• _Direction_
Copy out each line in the material below that has the word "Grand".

A block of data:

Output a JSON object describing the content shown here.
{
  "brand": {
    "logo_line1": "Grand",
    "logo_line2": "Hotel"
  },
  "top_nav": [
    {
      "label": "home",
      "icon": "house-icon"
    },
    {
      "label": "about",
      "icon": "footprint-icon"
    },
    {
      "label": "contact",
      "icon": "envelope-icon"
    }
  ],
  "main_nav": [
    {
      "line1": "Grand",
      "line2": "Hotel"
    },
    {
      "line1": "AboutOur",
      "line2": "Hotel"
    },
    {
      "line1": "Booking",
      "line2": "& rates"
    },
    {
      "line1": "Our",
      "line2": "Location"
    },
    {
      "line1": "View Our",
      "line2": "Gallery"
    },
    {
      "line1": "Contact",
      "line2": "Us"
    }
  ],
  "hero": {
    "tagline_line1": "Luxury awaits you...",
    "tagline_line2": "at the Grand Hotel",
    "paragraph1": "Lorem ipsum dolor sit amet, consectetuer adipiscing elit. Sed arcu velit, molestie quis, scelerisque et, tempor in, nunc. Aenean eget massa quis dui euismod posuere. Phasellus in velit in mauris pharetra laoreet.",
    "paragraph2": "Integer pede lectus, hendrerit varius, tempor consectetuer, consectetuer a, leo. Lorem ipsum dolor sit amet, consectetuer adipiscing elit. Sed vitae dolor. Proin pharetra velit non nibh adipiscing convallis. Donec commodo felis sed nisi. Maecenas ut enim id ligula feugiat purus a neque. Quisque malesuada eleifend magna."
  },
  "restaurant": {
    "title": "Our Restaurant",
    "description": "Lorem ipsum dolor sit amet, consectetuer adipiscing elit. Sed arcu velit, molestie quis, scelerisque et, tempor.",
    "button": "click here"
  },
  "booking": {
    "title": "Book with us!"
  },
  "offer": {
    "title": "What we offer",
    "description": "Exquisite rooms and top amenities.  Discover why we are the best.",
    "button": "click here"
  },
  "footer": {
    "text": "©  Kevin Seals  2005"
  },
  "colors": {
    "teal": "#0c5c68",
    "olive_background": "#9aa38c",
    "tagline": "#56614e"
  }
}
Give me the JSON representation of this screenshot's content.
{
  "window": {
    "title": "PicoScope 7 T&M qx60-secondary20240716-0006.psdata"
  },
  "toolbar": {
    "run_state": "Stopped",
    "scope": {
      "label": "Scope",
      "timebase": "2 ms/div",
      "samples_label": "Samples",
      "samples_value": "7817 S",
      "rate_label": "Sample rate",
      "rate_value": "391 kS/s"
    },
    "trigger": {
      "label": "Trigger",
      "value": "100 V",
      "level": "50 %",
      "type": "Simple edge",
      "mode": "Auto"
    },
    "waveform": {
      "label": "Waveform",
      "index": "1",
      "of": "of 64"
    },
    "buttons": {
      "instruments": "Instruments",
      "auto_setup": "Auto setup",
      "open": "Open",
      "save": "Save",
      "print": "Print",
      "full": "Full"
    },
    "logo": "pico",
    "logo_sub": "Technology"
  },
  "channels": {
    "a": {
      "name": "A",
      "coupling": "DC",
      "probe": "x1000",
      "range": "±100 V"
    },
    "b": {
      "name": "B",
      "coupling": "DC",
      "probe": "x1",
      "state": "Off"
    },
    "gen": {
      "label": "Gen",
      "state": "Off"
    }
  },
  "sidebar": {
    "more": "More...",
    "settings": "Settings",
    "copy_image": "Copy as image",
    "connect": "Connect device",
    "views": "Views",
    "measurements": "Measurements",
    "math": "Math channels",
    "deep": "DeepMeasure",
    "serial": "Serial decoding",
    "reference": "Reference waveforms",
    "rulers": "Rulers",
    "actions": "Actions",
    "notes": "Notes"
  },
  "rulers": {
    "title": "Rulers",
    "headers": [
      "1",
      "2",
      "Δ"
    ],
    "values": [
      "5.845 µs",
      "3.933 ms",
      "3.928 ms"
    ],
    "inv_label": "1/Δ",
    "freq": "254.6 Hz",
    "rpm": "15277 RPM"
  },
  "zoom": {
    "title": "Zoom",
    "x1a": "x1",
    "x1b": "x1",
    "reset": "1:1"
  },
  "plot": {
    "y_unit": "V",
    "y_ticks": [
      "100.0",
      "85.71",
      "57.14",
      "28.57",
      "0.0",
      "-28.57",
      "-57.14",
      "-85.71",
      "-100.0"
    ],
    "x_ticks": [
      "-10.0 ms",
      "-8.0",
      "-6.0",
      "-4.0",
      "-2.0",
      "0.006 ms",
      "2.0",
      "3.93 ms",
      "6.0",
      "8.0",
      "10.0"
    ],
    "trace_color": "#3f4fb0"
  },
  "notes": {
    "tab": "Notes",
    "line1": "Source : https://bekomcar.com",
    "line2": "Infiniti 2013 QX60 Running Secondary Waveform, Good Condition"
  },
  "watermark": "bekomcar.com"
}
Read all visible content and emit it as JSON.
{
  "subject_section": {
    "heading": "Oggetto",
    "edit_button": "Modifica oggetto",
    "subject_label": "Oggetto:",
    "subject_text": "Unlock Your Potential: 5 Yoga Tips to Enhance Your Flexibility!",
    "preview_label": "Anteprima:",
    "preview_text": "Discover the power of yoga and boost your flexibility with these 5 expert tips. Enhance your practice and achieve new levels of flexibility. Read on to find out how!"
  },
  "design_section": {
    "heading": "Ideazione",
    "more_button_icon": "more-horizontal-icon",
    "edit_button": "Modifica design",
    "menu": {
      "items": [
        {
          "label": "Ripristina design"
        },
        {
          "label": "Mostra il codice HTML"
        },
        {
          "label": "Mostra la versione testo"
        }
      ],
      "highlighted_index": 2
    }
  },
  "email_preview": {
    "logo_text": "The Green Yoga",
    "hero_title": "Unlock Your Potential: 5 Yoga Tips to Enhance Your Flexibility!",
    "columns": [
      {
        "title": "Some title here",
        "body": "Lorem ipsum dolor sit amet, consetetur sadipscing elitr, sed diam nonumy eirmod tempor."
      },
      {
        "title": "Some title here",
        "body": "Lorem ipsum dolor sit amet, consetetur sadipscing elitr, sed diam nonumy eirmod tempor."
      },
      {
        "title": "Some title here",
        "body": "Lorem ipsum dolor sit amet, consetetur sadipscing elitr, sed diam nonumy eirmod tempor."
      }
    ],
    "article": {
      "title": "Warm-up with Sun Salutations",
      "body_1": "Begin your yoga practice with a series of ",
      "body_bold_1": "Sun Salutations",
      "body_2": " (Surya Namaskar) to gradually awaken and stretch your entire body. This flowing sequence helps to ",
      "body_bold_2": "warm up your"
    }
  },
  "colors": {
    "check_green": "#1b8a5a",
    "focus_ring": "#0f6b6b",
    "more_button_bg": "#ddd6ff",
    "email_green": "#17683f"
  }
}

• _Written answer_
    "logo_line1": "Grand",
      "line1": "Grand",
    "tagline_line2": "at the Grand Hotel",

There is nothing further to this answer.